### Your goal
Every line containing the word "Umsatzsteuer" must be pulled from the records.

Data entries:

□ □ □ □ □

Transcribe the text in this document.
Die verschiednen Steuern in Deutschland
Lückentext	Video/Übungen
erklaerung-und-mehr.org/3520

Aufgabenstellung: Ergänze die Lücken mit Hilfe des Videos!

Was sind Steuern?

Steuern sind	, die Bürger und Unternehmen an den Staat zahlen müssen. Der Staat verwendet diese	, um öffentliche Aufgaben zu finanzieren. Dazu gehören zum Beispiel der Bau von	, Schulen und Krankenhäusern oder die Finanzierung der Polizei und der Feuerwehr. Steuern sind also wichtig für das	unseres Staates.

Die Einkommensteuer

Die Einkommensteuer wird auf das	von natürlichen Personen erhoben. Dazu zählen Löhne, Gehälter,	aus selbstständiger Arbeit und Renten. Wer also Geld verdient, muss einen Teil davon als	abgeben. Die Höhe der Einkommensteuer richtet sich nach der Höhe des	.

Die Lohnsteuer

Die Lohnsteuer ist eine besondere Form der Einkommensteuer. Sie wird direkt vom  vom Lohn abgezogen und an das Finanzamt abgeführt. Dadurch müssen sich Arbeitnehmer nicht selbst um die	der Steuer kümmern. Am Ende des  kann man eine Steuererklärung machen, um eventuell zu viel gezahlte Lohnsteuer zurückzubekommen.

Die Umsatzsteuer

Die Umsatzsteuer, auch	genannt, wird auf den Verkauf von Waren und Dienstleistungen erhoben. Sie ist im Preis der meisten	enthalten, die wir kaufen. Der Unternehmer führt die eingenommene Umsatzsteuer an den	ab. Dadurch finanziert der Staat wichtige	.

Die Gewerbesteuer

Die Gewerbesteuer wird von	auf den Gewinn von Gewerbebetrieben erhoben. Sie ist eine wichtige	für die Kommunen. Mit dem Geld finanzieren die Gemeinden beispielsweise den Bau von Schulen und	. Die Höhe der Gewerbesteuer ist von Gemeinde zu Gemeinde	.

□ □ □ □ □

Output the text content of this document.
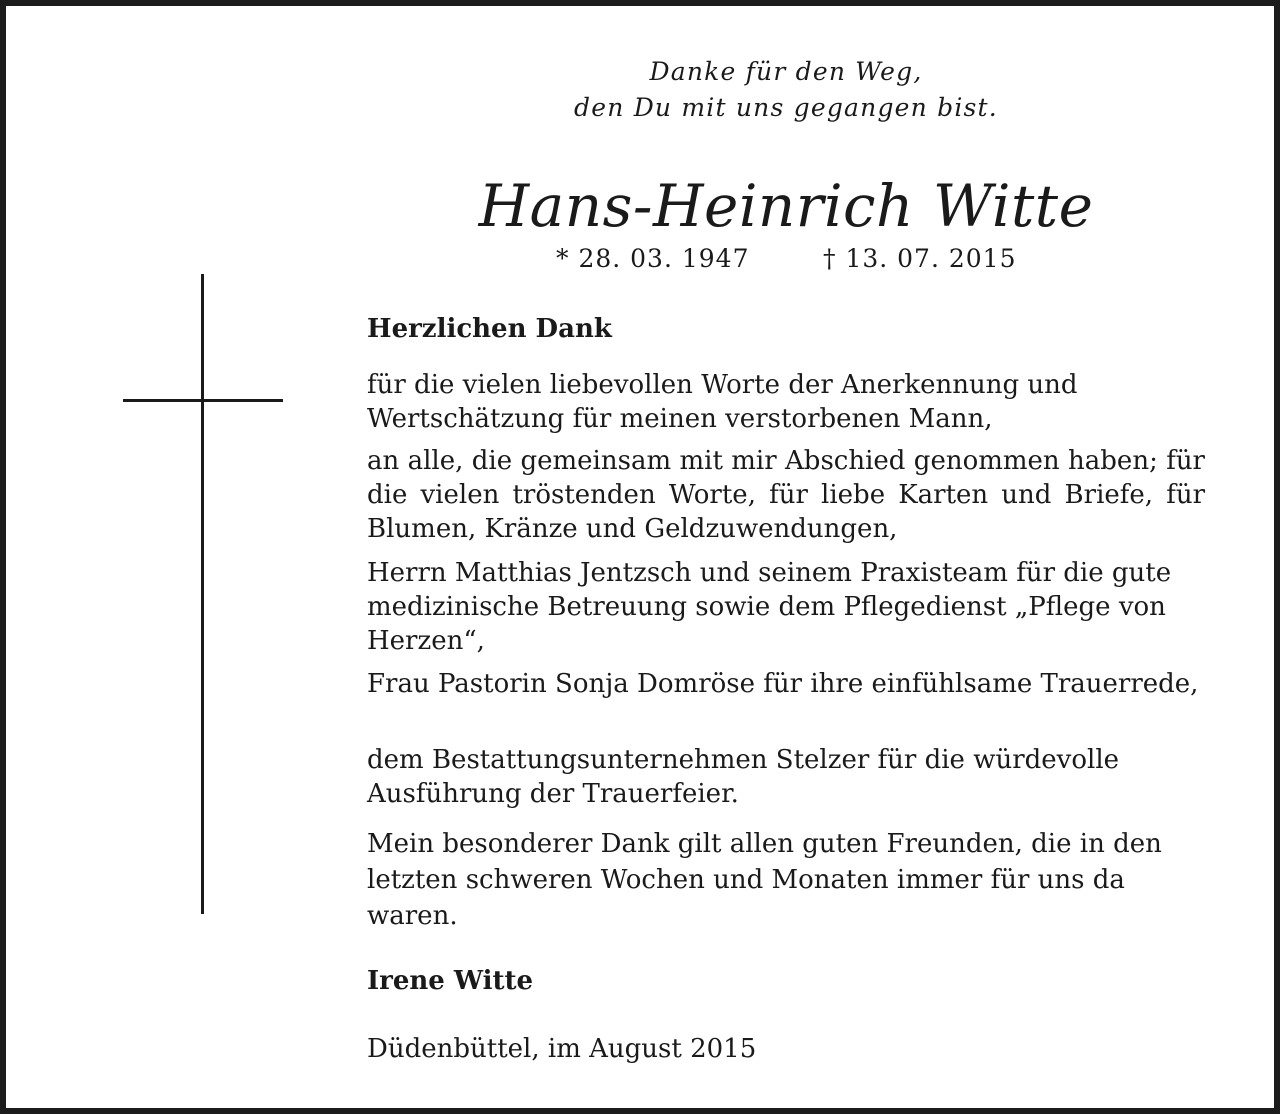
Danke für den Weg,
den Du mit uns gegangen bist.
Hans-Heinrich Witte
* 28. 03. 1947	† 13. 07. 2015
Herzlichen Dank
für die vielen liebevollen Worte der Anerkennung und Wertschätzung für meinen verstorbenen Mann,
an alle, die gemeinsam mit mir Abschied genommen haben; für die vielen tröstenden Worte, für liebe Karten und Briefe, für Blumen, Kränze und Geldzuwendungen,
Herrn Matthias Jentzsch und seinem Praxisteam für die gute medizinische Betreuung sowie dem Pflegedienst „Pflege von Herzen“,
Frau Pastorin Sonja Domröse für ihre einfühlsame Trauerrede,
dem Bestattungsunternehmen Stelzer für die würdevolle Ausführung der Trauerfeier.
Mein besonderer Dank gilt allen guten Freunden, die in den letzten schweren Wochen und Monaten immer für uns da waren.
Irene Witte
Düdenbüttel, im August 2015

□ □ □ □ □

### Solution to the problem
Die Umsatzsteuer
Die Umsatzsteuer, auch	genannt, wird auf den Verkauf von Waren und Dienstleistungen erhoben. Sie ist im Preis der meisten	enthalten, die wir kaufen. Der Unternehmer führt die eingenommene Umsatzsteuer an den	ab. Dadurch finanziert der Staat wichtige	.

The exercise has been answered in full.